_Records that describe figures_.

────

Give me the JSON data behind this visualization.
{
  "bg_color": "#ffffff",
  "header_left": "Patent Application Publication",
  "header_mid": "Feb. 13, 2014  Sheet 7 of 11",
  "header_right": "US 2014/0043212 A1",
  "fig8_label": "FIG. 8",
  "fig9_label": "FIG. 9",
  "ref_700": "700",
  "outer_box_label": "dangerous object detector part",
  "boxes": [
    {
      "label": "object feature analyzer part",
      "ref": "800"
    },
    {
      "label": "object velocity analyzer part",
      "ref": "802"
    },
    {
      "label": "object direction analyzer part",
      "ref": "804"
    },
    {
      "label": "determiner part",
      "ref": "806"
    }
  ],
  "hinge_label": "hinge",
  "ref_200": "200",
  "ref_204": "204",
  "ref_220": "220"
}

────

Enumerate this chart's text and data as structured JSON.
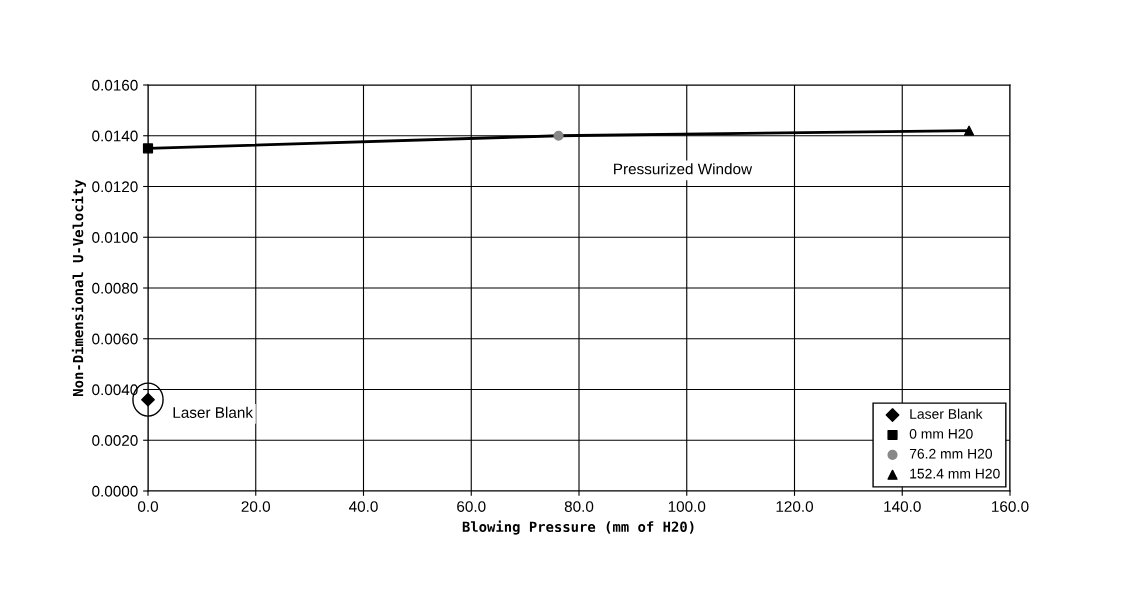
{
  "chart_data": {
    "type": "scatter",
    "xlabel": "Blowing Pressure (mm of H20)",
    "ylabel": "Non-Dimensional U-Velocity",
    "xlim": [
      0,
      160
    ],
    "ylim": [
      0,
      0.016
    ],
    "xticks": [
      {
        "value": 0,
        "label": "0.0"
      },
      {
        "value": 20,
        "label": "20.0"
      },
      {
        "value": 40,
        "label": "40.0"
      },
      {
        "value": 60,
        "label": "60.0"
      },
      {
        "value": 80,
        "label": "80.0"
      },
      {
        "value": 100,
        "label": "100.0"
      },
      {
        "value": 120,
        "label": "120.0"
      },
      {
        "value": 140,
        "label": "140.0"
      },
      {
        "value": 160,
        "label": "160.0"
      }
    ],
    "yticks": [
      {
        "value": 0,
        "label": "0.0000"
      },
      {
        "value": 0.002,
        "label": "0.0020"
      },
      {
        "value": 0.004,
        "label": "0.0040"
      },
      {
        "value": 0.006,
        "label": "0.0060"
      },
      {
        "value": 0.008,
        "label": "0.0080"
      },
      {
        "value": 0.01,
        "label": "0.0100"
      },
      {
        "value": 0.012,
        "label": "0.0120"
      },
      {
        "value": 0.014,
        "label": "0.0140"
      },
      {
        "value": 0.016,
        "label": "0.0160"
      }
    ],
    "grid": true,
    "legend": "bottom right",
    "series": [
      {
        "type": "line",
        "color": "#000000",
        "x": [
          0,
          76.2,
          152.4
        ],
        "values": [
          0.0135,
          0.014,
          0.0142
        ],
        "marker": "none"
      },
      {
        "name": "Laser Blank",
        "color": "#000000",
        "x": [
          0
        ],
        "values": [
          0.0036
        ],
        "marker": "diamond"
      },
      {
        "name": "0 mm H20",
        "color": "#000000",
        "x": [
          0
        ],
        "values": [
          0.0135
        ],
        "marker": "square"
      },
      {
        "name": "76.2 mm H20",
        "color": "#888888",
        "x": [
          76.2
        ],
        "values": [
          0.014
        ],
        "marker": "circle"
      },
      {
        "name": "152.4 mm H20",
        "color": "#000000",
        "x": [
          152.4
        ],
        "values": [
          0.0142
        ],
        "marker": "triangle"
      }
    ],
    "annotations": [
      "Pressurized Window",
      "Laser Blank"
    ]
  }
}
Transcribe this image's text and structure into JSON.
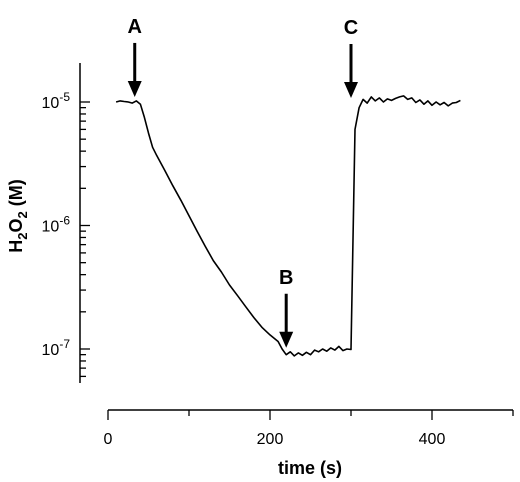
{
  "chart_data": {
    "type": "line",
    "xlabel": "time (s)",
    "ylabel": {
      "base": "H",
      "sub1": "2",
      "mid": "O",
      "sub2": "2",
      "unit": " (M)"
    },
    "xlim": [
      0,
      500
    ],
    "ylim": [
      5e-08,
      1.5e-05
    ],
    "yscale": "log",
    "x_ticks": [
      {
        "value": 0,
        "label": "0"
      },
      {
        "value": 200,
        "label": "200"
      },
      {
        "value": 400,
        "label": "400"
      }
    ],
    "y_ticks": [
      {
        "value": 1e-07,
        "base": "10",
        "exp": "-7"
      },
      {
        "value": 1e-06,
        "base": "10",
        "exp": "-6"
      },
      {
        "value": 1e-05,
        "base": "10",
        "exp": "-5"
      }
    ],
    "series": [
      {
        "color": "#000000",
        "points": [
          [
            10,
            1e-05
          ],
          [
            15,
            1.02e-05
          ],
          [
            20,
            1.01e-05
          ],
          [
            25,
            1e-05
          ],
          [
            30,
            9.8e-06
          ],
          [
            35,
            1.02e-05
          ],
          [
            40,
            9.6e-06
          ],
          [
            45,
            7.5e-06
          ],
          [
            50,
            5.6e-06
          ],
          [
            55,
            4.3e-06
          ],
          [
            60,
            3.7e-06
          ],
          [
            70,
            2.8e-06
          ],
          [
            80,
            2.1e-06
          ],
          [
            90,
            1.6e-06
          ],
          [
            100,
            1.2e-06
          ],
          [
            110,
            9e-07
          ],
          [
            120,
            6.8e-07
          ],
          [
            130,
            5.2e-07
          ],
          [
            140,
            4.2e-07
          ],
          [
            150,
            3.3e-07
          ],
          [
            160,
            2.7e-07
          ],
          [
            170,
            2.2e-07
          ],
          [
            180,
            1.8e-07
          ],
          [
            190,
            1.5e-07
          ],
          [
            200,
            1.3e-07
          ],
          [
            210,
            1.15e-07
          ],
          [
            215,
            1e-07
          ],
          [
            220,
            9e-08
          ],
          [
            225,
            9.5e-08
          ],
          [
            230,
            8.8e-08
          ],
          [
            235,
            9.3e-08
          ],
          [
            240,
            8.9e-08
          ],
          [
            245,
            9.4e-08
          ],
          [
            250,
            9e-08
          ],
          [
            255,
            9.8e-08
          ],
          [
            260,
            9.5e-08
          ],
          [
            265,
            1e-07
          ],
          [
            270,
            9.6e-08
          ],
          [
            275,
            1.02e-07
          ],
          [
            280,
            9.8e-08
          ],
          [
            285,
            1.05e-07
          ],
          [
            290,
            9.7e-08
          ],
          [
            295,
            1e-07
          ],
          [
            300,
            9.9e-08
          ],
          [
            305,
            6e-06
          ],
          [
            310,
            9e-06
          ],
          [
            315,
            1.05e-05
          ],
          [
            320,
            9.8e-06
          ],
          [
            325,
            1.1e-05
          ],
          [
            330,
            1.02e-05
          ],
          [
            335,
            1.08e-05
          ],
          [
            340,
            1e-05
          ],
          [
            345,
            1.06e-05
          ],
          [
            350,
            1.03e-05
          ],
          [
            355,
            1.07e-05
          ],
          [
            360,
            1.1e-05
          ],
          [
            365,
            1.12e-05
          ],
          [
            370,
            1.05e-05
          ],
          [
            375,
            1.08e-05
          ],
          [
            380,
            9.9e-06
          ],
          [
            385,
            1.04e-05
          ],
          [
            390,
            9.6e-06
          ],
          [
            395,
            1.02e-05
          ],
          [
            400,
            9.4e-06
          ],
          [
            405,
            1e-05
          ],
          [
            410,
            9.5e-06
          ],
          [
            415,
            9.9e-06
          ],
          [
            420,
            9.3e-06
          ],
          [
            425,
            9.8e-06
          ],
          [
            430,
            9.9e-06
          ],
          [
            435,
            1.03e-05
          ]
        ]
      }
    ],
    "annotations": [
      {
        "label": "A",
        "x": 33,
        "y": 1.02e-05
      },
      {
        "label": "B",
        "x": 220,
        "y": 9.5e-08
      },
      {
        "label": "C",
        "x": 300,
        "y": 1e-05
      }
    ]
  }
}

────

_EXERCISE_. Pull out all lines in the data above that include "text".

_WRITTEN REPLY_.
Enumerate this chart's text and data as structured JSON.
Transcribe this image's text and structure into JSON.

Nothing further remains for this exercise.